Where does the string "Euros" appear? Copy every line of the entries below that holds it.

▼

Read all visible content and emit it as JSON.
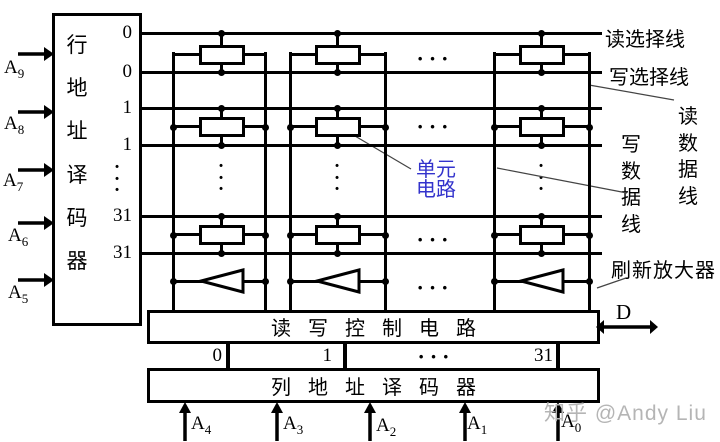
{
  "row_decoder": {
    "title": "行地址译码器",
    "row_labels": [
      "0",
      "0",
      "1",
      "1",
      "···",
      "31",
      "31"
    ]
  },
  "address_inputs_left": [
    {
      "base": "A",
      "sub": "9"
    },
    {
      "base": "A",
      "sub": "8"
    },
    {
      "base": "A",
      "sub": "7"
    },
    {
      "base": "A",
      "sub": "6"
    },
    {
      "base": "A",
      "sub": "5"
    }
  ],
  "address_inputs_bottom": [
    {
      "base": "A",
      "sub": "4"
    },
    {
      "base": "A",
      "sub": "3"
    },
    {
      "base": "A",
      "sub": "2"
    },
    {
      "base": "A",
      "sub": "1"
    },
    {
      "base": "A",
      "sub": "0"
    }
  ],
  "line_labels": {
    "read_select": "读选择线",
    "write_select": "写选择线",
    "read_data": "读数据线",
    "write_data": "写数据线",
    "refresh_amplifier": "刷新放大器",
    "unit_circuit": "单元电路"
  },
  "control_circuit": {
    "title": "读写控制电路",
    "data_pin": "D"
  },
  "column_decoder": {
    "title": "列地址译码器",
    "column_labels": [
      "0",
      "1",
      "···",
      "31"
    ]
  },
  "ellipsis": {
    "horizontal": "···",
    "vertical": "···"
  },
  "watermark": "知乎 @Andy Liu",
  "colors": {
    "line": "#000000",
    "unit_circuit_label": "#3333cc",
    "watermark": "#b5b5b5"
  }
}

▲
▼

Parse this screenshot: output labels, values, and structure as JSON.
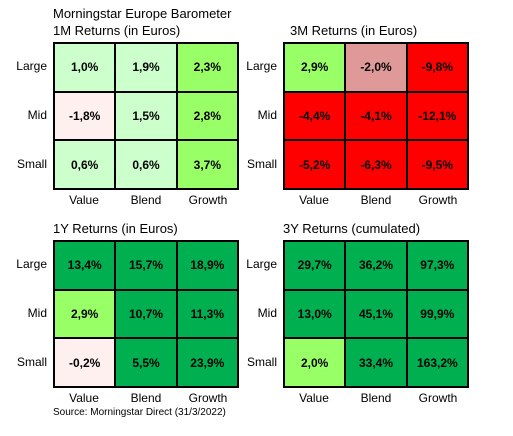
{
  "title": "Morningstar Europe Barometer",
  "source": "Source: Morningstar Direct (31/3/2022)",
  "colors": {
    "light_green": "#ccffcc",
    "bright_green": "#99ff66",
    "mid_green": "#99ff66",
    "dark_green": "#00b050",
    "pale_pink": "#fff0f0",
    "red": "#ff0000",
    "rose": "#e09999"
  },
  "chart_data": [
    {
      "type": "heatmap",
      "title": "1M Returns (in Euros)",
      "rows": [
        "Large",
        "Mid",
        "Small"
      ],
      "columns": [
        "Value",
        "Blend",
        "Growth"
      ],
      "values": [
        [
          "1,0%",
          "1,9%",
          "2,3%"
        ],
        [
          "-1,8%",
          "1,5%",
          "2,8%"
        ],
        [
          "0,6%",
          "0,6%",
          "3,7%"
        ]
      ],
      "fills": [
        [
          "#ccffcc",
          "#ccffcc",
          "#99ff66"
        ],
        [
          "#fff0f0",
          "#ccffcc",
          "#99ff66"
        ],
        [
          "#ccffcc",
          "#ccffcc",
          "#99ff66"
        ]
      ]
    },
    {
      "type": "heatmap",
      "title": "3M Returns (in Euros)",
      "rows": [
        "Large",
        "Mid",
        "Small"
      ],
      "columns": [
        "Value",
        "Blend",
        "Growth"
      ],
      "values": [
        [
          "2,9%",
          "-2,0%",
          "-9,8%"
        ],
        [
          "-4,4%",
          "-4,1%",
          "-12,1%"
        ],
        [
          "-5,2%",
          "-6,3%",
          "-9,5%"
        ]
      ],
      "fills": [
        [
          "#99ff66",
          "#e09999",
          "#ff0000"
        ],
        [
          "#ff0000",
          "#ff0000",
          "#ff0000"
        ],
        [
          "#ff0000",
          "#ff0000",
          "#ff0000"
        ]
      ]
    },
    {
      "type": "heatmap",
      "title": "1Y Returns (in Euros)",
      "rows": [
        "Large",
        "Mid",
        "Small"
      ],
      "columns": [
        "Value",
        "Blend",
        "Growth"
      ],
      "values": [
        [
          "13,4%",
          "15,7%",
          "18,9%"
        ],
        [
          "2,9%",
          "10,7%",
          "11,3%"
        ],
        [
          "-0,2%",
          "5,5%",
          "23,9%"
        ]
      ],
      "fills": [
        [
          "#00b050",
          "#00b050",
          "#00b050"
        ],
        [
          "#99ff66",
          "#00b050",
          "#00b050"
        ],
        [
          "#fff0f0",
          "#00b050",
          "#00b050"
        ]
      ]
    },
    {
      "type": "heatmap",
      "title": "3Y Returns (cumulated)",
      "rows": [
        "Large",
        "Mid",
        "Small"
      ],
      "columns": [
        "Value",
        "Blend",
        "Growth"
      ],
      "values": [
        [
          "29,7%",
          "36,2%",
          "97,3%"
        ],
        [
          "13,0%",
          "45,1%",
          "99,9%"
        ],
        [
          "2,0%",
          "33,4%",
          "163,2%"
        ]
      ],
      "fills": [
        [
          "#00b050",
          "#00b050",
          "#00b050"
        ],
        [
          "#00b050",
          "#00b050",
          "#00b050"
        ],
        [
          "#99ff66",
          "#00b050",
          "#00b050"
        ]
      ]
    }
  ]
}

▲

Result for this exercise:
      "title": "1M Returns (in Euros)",
      "title": "3M Returns (in Euros)",
      "title": "1Y Returns (in Euros)",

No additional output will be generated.